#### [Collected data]
----------
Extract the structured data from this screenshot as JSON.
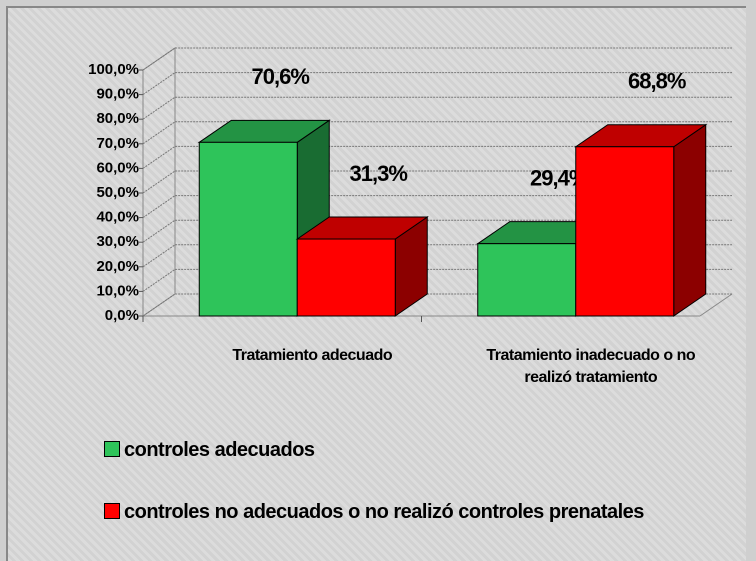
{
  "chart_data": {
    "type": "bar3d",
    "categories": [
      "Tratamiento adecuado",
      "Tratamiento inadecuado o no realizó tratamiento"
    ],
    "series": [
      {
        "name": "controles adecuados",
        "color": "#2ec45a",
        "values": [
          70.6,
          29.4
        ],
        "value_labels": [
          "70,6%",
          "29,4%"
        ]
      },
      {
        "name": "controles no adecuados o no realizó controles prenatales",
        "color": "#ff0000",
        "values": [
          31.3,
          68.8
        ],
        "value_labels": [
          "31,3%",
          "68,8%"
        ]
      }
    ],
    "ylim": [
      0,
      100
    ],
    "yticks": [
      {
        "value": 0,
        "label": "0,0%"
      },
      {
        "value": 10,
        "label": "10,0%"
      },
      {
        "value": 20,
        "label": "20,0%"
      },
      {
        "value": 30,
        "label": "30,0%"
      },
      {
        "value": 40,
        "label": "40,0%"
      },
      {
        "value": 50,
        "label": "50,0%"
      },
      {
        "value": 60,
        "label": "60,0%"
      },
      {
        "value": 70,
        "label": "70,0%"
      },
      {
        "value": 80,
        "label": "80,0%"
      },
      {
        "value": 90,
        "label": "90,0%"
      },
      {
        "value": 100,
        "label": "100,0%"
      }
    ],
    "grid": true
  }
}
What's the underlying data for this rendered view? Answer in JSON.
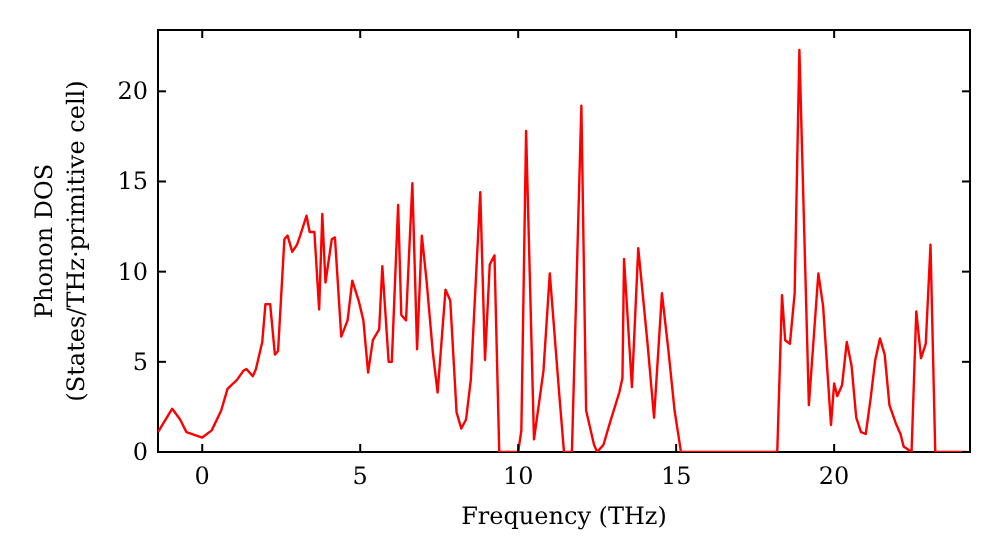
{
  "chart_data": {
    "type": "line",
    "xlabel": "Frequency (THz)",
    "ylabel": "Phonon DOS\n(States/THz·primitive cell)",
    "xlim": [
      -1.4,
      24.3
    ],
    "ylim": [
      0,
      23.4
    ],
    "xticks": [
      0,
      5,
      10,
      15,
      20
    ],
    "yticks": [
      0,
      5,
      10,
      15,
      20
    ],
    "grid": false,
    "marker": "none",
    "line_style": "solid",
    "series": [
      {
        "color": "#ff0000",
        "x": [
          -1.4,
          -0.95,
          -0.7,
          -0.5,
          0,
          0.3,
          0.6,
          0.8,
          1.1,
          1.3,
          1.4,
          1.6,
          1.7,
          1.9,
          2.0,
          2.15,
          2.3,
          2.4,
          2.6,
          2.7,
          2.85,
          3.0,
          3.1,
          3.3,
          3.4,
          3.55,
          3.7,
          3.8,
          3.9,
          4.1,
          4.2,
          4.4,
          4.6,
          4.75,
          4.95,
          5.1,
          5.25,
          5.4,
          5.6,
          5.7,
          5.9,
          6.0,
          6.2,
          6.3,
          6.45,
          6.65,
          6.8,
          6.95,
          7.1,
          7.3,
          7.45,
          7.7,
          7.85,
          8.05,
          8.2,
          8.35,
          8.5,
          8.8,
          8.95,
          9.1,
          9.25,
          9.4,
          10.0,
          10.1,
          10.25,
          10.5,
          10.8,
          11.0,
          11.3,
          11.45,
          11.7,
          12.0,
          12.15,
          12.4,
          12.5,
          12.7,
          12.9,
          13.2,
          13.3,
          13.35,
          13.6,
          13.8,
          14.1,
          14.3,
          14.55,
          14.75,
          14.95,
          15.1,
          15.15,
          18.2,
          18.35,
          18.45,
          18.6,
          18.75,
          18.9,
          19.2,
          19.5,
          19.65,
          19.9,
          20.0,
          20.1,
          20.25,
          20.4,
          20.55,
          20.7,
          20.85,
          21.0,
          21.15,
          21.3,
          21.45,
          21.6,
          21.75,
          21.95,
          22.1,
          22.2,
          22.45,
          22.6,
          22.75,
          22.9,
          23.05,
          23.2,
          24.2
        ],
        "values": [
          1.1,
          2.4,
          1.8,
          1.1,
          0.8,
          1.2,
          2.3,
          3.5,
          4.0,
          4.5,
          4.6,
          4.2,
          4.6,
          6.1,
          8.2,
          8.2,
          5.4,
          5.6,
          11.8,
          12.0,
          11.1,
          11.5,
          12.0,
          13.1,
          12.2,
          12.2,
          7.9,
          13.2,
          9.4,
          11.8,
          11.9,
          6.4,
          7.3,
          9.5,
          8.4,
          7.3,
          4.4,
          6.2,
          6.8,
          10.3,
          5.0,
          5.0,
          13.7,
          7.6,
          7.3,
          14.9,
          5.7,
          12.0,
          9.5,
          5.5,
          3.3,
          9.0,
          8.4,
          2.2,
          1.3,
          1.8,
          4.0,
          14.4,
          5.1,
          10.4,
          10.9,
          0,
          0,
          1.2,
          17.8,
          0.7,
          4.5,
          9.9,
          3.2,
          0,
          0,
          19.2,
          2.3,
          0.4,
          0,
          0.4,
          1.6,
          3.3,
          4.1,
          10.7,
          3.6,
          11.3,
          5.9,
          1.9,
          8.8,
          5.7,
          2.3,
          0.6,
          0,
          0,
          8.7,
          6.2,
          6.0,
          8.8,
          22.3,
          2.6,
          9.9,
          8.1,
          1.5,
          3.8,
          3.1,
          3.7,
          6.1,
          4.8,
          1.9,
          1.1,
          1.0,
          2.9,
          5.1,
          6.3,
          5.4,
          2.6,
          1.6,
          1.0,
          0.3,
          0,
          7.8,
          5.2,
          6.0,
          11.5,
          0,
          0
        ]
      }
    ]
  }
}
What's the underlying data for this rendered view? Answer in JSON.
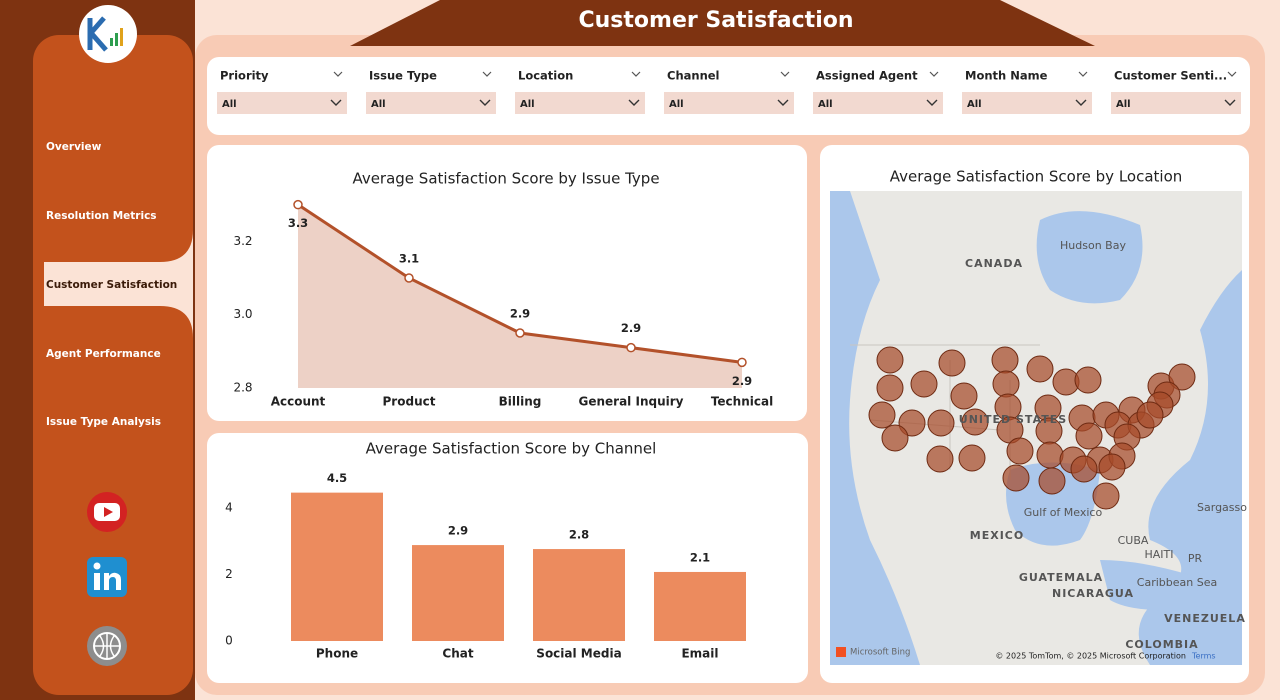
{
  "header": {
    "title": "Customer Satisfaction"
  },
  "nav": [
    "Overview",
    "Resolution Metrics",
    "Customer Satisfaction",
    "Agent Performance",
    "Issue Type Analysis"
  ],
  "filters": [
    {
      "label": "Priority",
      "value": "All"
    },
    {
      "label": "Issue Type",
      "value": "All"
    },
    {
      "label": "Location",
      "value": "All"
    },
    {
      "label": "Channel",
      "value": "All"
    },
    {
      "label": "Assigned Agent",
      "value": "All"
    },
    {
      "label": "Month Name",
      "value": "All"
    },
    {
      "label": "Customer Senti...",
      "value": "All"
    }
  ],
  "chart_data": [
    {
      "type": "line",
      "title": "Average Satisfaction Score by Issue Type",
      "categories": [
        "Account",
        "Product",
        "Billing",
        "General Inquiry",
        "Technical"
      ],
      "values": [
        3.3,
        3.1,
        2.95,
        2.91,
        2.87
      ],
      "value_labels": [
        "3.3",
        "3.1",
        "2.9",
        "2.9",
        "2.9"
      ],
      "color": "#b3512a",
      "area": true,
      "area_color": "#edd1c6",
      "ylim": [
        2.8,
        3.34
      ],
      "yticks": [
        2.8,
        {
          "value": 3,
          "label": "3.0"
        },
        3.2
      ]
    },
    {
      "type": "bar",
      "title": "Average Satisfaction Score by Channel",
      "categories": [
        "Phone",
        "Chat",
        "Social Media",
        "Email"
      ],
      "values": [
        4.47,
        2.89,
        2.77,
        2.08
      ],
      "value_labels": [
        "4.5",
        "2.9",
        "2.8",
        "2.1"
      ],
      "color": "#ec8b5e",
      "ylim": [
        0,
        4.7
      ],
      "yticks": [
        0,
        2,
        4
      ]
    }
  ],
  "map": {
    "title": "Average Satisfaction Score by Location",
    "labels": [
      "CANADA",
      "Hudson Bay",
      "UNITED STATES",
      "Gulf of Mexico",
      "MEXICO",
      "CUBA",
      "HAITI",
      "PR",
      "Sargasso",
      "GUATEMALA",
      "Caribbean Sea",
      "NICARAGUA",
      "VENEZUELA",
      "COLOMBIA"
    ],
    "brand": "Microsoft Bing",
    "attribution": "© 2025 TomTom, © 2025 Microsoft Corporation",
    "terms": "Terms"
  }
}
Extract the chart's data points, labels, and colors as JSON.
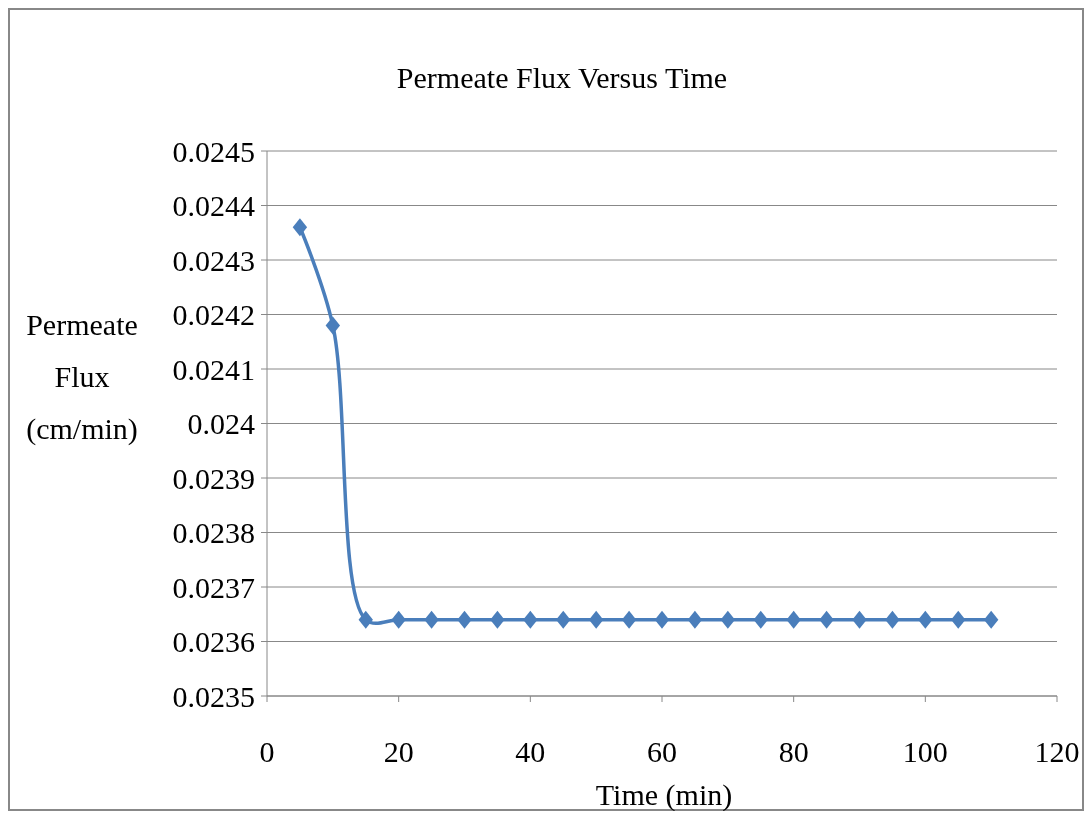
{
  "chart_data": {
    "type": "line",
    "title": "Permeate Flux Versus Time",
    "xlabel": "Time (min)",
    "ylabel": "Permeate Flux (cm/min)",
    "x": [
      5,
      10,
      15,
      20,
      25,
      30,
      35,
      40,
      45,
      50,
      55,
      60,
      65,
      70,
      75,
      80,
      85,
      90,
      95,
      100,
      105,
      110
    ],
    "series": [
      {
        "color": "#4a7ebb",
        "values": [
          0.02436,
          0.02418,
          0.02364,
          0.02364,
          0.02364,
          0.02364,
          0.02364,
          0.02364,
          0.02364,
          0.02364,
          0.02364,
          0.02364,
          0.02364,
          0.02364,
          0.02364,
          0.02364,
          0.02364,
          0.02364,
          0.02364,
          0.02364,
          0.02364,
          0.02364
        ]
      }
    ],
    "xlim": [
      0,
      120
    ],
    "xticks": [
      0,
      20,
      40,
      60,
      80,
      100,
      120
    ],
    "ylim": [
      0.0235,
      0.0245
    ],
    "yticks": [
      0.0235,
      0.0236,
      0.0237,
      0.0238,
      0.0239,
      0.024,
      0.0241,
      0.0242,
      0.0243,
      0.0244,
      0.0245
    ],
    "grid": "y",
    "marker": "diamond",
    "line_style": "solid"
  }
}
----------
Lines of the material that contain the word "Location" are to be gathered.

#### [Answer to this task]
      "label": "Location",
    "title": "Average Satisfaction Score by Location",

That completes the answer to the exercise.